• AIM OF THE TASK: Repeat every record below exactly, leaving out the pictures.
═══ ENTRIES SUPPLIED
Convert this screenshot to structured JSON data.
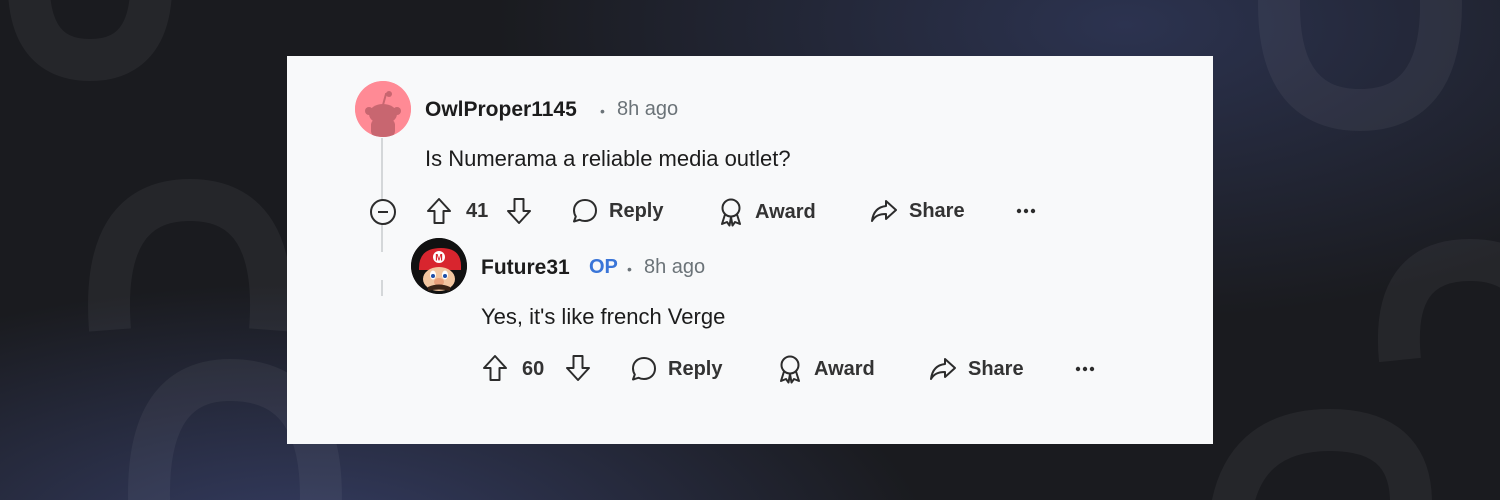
{
  "colors": {
    "background": "#1a1b1f",
    "card": "#f8f9fa",
    "text": "#1c1c1c",
    "meta": "#6b7378",
    "op_badge": "#3a75d8",
    "avatar_pink": "#ff8a95"
  },
  "comments": [
    {
      "username": "OwlProper1145",
      "separator": "•",
      "time": "8h ago",
      "text": "Is Numerama a reliable media outlet?",
      "upvotes": "41",
      "avatar_icon": "snoo-avatar-icon",
      "actions": {
        "reply": "Reply",
        "award": "Award",
        "share": "Share"
      }
    },
    {
      "username": "Future31",
      "badge": "OP",
      "separator": "•",
      "time": "8h ago",
      "text": "Yes, it's like french Verge",
      "upvotes": "60",
      "avatar_icon": "mario-avatar-icon",
      "actions": {
        "reply": "Reply",
        "award": "Award",
        "share": "Share"
      }
    }
  ],
  "icons": [
    "collapse-icon",
    "upvote-icon",
    "downvote-icon",
    "reply-icon",
    "award-icon",
    "share-icon",
    "more-options-icon"
  ]
}
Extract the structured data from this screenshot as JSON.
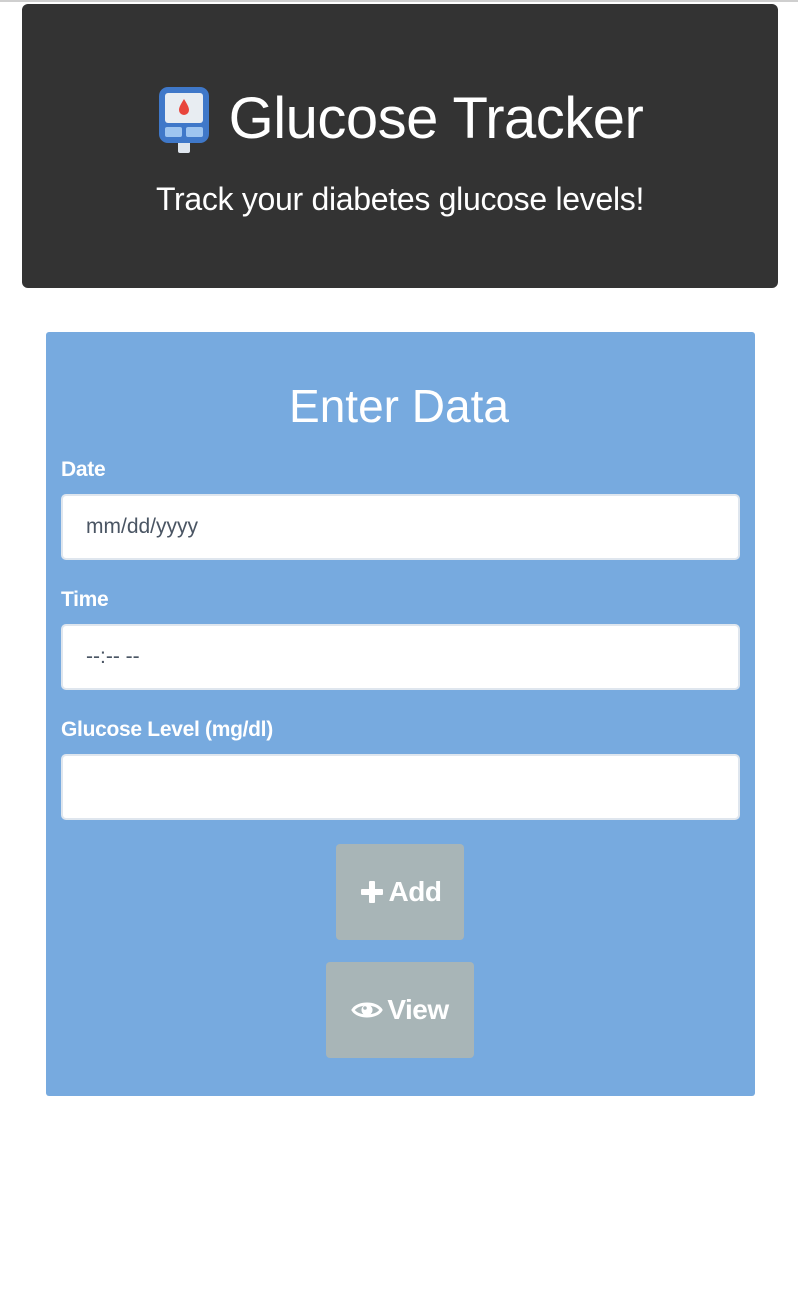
{
  "header": {
    "title": "Glucose Tracker",
    "subtitle": "Track your diabetes glucose levels!",
    "icon": "glucose-meter-icon"
  },
  "form": {
    "title": "Enter Data",
    "date": {
      "label": "Date",
      "placeholder": "mm/dd/yyyy",
      "value": ""
    },
    "time": {
      "label": "Time",
      "placeholder": "--:-- --",
      "value": ""
    },
    "glucose": {
      "label": "Glucose Level (mg/dl)",
      "placeholder": "",
      "value": ""
    },
    "add_button": {
      "label": "Add",
      "icon": "plus-icon"
    },
    "view_button": {
      "label": "View",
      "icon": "eye-icon"
    }
  },
  "colors": {
    "header_bg": "#333333",
    "panel_bg": "#77aadf",
    "button_bg": "#a8b5b7",
    "text_light": "#ffffff"
  }
}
══════
• WORKED ANSWER:
Convert this screenshot to structured JSON data.
{
  "colors": {
    "background": "#1a1b1f",
    "card": "#f8f9fa",
    "text": "#1c1c1c",
    "meta": "#6b7378",
    "op_badge": "#3a75d8",
    "avatar_pink": "#ff8a95"
  },
  "comments": [
    {
      "username": "OwlProper1145",
      "separator": "•",
      "time": "8h ago",
      "text": "Is Numerama a reliable media outlet?",
      "upvotes": "41",
      "avatar_icon": "snoo-avatar-icon",
      "actions": {
        "reply": "Reply",
        "award": "Award",
        "share": "Share"
      }
    },
    {
      "username": "Future31",
      "badge": "OP",
      "separator": "•",
      "time": "8h ago",
      "text": "Yes, it's like french Verge",
      "upvotes": "60",
      "avatar_icon": "mario-avatar-icon",
      "actions": {
        "reply": "Reply",
        "award": "Award",
        "share": "Share"
      }
    }
  ],
  "icons": [
    "collapse-icon",
    "upvote-icon",
    "downvote-icon",
    "reply-icon",
    "award-icon",
    "share-icon",
    "more-options-icon"
  ]
}
Extract the structured data from this screenshot as JSON.
{
  "header": {
    "title": "Glucose Tracker",
    "subtitle": "Track your diabetes glucose levels!",
    "icon": "glucose-meter-icon"
  },
  "form": {
    "title": "Enter Data",
    "date": {
      "label": "Date",
      "placeholder": "mm/dd/yyyy",
      "value": ""
    },
    "time": {
      "label": "Time",
      "placeholder": "--:-- --",
      "value": ""
    },
    "glucose": {
      "label": "Glucose Level (mg/dl)",
      "placeholder": "",
      "value": ""
    },
    "add_button": {
      "label": "Add",
      "icon": "plus-icon"
    },
    "view_button": {
      "label": "View",
      "icon": "eye-icon"
    }
  },
  "colors": {
    "header_bg": "#333333",
    "panel_bg": "#77aadf",
    "button_bg": "#a8b5b7",
    "text_light": "#ffffff"
  }
}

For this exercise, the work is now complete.